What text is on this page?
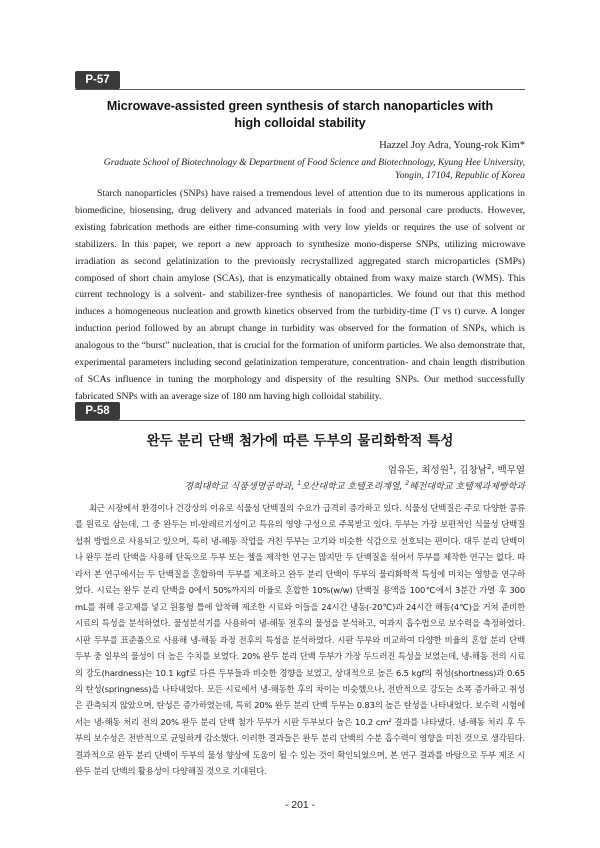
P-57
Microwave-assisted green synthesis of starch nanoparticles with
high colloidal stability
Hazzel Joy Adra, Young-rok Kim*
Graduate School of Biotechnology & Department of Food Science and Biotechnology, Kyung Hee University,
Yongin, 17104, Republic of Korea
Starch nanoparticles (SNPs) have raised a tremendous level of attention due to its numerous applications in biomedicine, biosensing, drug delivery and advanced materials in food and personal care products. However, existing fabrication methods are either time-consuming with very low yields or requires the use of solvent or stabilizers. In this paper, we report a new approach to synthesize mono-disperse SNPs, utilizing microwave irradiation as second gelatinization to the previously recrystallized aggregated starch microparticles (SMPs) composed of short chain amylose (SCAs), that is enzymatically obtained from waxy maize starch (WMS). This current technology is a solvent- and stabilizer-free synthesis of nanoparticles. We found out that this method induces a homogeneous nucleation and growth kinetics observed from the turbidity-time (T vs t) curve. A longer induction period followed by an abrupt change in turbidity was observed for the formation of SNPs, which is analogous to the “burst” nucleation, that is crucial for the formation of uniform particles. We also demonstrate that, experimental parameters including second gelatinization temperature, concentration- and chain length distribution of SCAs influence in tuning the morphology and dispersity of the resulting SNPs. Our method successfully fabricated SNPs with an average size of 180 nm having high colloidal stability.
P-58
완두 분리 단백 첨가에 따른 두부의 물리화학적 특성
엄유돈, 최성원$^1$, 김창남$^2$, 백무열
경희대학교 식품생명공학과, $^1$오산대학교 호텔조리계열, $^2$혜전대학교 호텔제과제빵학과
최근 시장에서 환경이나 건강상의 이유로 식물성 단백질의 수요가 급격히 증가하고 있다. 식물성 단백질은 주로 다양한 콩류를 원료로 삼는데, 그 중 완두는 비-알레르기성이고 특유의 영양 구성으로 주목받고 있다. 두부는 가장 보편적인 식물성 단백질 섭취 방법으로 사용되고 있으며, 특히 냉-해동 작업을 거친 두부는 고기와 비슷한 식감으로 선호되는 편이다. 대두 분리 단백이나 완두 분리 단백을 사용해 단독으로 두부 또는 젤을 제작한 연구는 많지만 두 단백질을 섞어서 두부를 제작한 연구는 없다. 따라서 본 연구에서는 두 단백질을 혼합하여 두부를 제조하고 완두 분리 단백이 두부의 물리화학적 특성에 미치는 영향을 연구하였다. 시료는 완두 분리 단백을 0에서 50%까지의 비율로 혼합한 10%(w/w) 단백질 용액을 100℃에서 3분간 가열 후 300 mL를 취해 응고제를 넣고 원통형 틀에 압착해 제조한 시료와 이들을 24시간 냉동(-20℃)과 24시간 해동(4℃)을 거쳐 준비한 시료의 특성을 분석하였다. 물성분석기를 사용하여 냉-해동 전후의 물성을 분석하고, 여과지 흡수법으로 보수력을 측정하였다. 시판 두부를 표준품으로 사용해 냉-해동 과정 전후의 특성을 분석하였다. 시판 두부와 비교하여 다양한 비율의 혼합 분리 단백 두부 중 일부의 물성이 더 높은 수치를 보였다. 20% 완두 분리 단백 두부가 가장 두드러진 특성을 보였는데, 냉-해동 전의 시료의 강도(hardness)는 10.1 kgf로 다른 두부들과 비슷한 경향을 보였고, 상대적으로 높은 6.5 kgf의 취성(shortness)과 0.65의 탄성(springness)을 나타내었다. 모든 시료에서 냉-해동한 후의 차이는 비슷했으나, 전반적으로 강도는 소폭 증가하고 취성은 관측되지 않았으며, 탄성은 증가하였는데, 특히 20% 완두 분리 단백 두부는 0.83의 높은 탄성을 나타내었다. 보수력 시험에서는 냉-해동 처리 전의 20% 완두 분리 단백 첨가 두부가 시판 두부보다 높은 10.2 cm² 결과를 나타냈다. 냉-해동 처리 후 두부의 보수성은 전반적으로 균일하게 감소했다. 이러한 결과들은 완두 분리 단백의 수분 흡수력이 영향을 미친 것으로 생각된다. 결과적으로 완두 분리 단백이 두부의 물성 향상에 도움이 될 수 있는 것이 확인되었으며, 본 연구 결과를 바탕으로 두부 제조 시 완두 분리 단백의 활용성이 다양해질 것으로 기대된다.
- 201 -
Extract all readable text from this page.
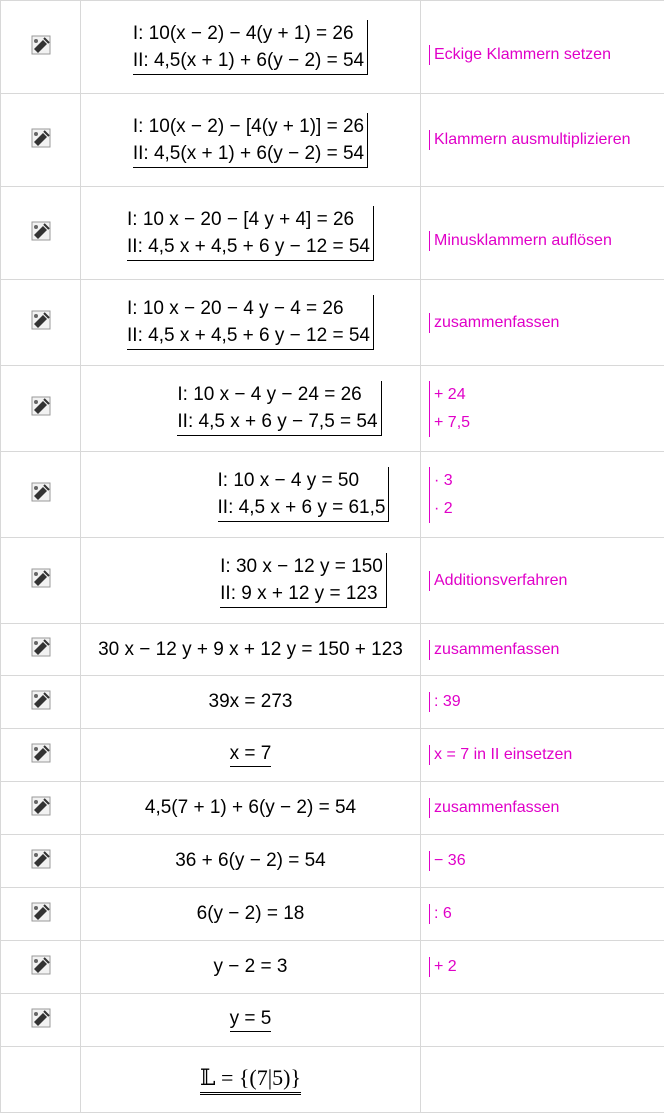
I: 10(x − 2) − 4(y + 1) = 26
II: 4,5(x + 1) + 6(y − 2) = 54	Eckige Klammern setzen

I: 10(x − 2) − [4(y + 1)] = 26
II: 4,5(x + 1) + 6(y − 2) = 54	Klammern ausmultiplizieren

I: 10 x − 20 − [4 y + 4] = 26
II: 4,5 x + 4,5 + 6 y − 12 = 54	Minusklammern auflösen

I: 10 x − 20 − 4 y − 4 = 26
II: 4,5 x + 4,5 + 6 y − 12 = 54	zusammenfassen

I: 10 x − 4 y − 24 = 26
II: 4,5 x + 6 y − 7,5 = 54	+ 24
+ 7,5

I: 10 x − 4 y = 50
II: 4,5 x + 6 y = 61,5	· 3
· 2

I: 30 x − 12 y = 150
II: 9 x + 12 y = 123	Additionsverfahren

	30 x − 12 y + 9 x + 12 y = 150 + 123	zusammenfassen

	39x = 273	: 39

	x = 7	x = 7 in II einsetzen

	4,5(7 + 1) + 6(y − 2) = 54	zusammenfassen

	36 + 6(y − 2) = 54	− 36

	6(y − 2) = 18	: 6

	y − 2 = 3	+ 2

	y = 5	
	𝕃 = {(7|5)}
==================================================
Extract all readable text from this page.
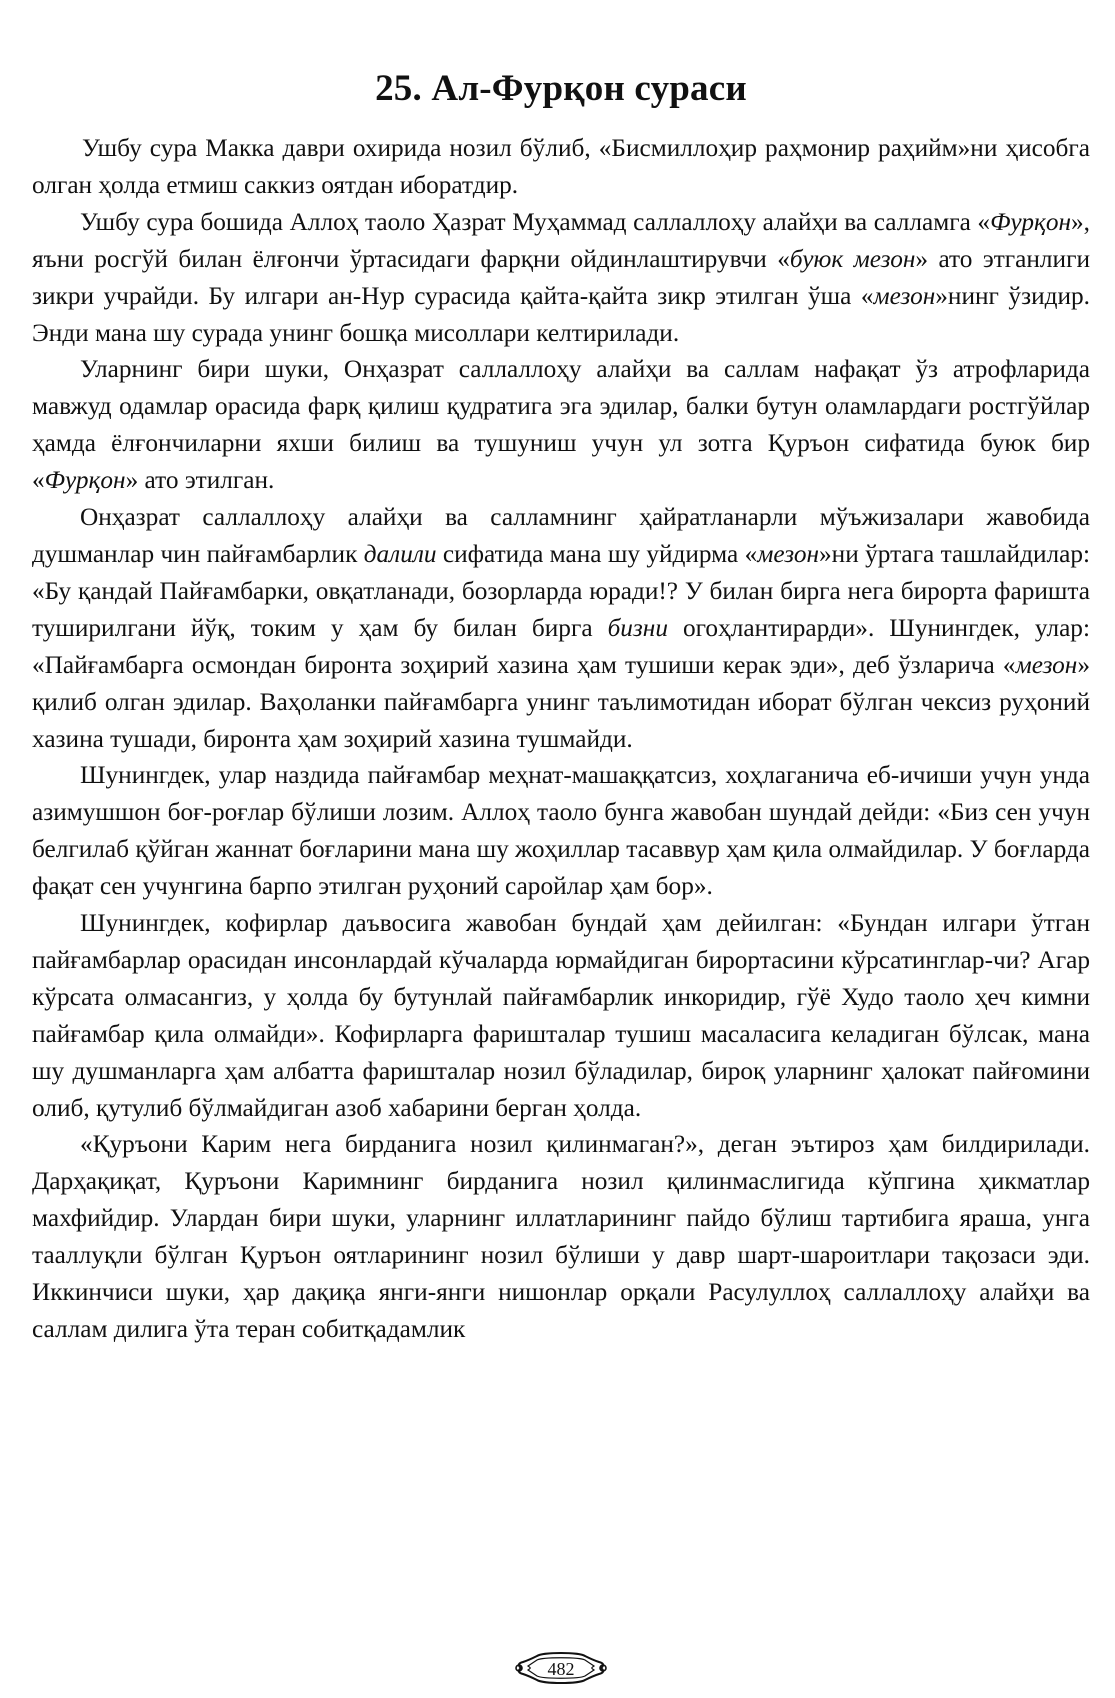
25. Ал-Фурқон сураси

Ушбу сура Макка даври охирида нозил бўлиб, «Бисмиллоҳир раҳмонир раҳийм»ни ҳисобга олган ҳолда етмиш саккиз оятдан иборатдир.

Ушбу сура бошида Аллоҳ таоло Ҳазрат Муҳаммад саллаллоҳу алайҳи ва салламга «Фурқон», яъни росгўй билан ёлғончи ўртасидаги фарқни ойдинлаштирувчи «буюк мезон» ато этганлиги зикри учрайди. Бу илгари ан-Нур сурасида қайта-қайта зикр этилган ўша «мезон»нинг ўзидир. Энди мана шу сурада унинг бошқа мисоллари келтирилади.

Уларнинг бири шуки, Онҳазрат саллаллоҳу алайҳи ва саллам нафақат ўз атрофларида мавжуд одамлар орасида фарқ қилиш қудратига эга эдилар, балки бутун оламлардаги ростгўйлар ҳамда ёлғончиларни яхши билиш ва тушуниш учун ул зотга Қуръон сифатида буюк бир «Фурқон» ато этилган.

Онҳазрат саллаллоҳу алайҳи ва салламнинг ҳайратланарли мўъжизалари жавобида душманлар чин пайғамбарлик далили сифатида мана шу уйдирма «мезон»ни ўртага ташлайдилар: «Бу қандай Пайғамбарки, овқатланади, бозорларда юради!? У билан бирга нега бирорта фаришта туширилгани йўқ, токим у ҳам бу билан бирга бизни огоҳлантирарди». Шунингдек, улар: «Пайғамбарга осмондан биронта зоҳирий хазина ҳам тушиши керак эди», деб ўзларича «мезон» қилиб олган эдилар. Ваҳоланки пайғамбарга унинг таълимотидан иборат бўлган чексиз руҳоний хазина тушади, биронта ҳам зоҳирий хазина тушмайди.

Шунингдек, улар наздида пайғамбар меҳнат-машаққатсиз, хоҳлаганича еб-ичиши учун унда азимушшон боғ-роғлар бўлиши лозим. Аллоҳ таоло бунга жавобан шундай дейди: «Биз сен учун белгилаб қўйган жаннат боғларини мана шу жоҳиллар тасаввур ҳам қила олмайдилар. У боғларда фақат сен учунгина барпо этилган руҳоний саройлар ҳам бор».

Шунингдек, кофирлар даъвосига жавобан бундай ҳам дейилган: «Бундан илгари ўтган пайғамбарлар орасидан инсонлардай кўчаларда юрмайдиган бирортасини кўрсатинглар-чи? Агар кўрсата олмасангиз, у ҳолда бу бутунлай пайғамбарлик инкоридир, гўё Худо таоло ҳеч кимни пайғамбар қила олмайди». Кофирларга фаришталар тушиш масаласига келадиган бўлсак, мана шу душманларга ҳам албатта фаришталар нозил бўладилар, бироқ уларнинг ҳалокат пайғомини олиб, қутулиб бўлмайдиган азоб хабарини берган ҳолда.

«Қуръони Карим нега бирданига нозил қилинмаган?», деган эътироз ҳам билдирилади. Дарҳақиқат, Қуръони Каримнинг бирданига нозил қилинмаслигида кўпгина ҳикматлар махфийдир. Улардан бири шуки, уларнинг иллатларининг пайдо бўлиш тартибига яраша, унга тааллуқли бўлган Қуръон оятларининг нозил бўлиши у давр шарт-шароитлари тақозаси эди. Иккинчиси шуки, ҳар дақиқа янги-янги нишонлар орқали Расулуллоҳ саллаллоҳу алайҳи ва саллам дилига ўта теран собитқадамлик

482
==================================================
Track down every line of the material containing the string "сифатида", and copy it.

=== ANSWER ===
Уларнинг бири шуки, Онҳазрат саллаллоҳу алайҳи ва саллам нафақат ўз атрофларида мавжуд одамлар орасида фарқ қилиш қудратига эга эдилар, балки бутун оламлардаги ростгўйлар ҳамда ёлғончиларни яхши билиш ва тушуниш учун ул зотга Қуръон сифатида буюк бир «Фурқон» ато этилган.
Онҳазрат саллаллоҳу алайҳи ва салламнинг ҳайратланарли мўъжизалари жавобида душманлар чин пайғамбарлик далили сифатида мана шу уйдирма «мезон»ни ўртага ташлайдилар: «Бу қандай Пайғамбарки, овқатланади, бозорларда юради!? У билан бирга нега бирорта фаришта туширилгани йўқ, токим у ҳам бу билан бирга бизни огоҳлантирарди». Шунингдек, улар: «Пайғамбарга осмондан биронта зоҳирий хазина ҳам тушиши керак эди», деб ўзларича «мезон» қилиб олган эдилар. Ваҳоланки пайғамбарга унинг таълимотидан иборат бўлган чексиз руҳоний хазина тушади, биронта ҳам зоҳирий хазина тушмайди.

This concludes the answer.